Instruction> Omit all pictures. Copy the rest of the material exactly.

— begin Given data —

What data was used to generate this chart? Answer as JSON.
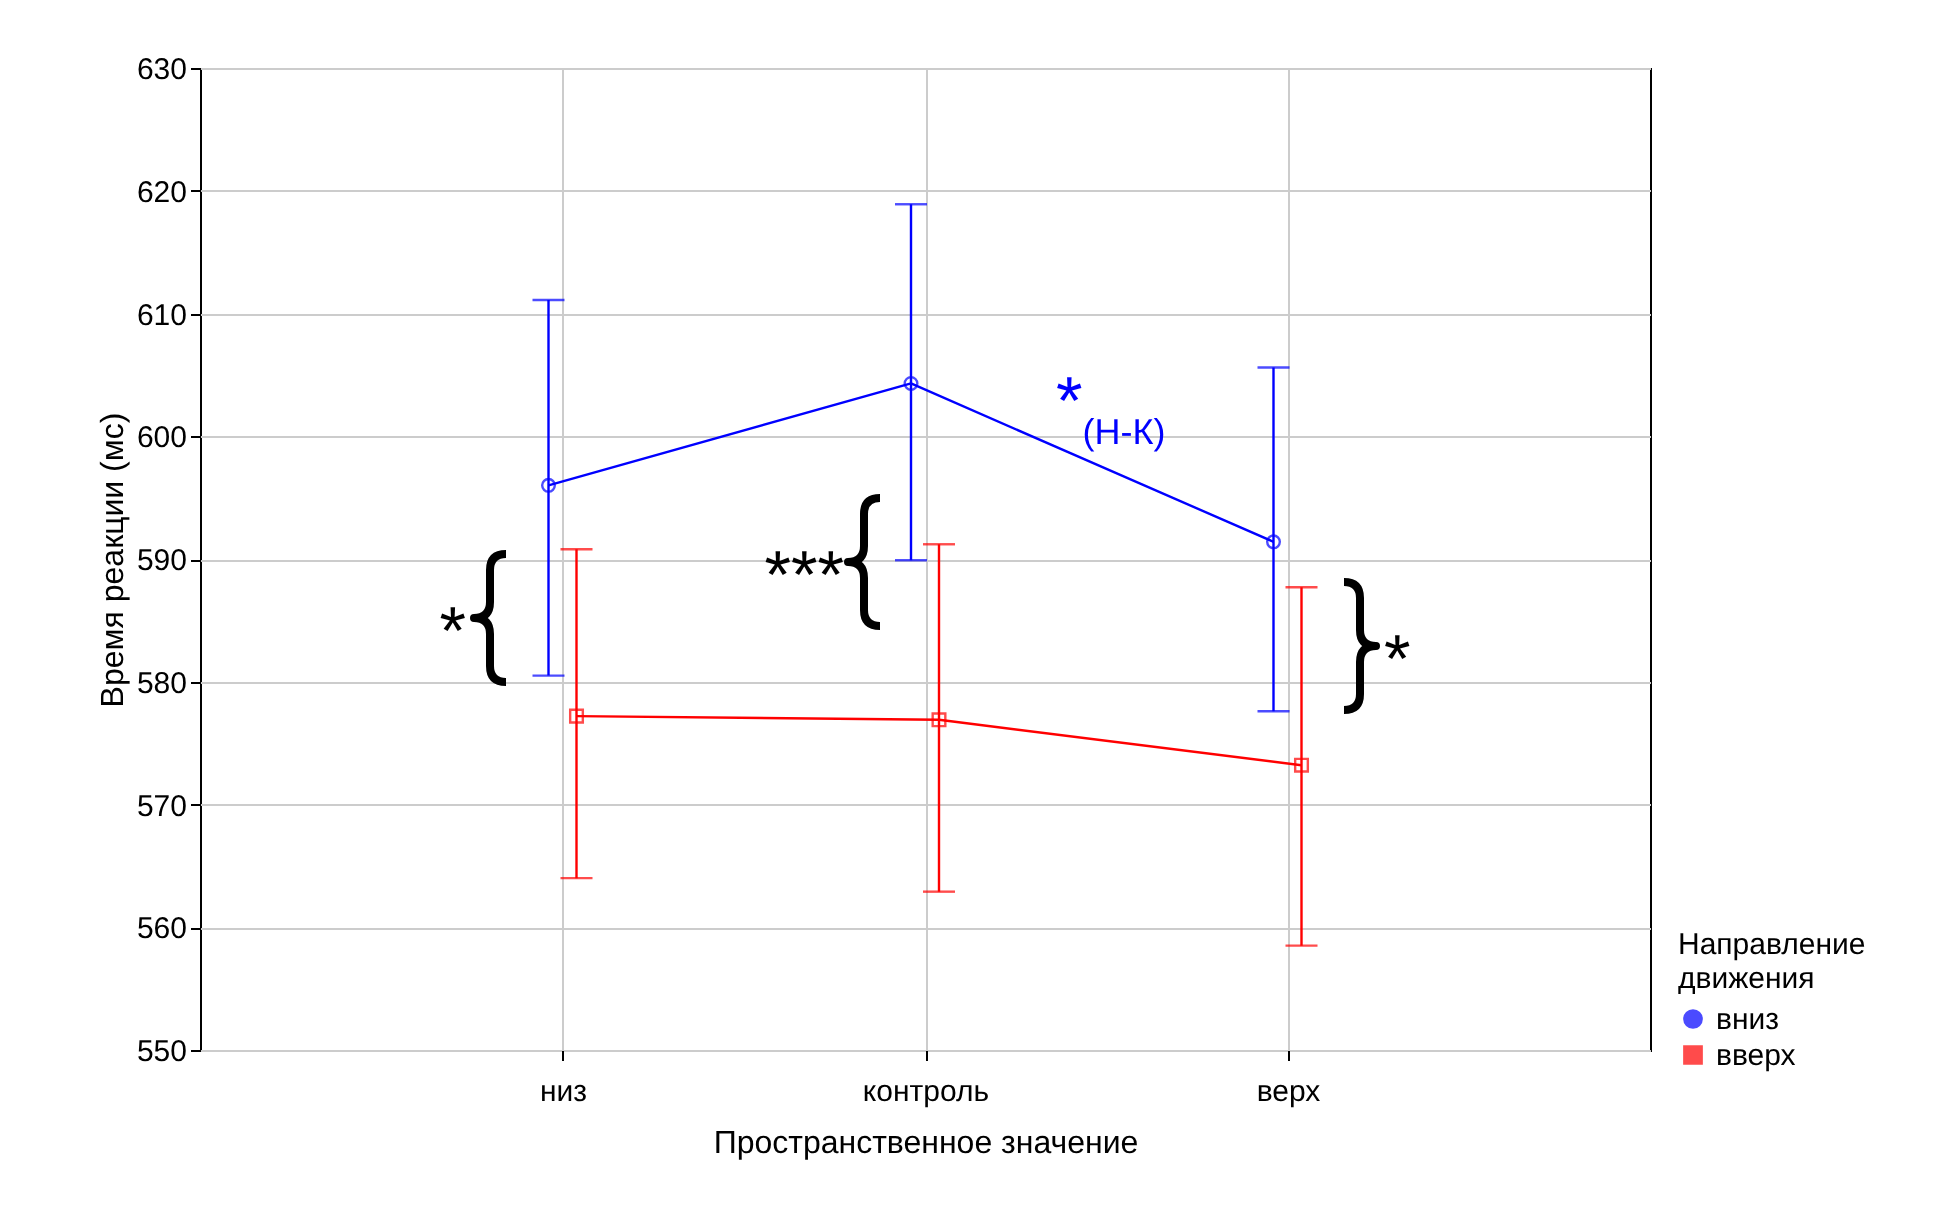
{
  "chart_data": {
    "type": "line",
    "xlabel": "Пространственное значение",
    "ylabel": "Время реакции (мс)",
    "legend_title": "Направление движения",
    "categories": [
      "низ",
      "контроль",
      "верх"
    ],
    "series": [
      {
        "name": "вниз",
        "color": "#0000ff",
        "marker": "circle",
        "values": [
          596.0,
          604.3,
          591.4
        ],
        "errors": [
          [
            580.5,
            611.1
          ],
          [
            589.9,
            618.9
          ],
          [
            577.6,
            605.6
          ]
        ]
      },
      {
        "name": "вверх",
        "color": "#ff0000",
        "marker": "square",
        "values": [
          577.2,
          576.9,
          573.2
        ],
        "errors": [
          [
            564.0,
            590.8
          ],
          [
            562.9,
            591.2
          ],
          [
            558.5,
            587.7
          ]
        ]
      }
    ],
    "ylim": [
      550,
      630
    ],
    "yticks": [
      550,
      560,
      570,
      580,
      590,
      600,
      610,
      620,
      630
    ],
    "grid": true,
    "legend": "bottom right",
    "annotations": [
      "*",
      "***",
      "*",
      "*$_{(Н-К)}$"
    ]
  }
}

— end Given data —

Exercise result>
What data was used to generate this chart? Answer as JSON.
{
  "chart_data": {
    "type": "line",
    "xlabel": "Пространственное значение",
    "ylabel": "Время реакции (мс)",
    "legend_title": "Направление движения",
    "categories": [
      "низ",
      "контроль",
      "верх"
    ],
    "series": [
      {
        "name": "вниз",
        "color": "#0000ff",
        "marker": "circle",
        "values": [
          596.0,
          604.3,
          591.4
        ],
        "errors": [
          [
            580.5,
            611.1
          ],
          [
            589.9,
            618.9
          ],
          [
            577.6,
            605.6
          ]
        ]
      },
      {
        "name": "вверх",
        "color": "#ff0000",
        "marker": "square",
        "values": [
          577.2,
          576.9,
          573.2
        ],
        "errors": [
          [
            564.0,
            590.8
          ],
          [
            562.9,
            591.2
          ],
          [
            558.5,
            587.7
          ]
        ]
      }
    ],
    "ylim": [
      550,
      630
    ],
    "yticks": [
      550,
      560,
      570,
      580,
      590,
      600,
      610,
      620,
      630
    ],
    "grid": true,
    "legend": "bottom right",
    "annotations": [
      "*",
      "***",
      "*",
      "*$_{(Н-К)}$"
    ]
  }
}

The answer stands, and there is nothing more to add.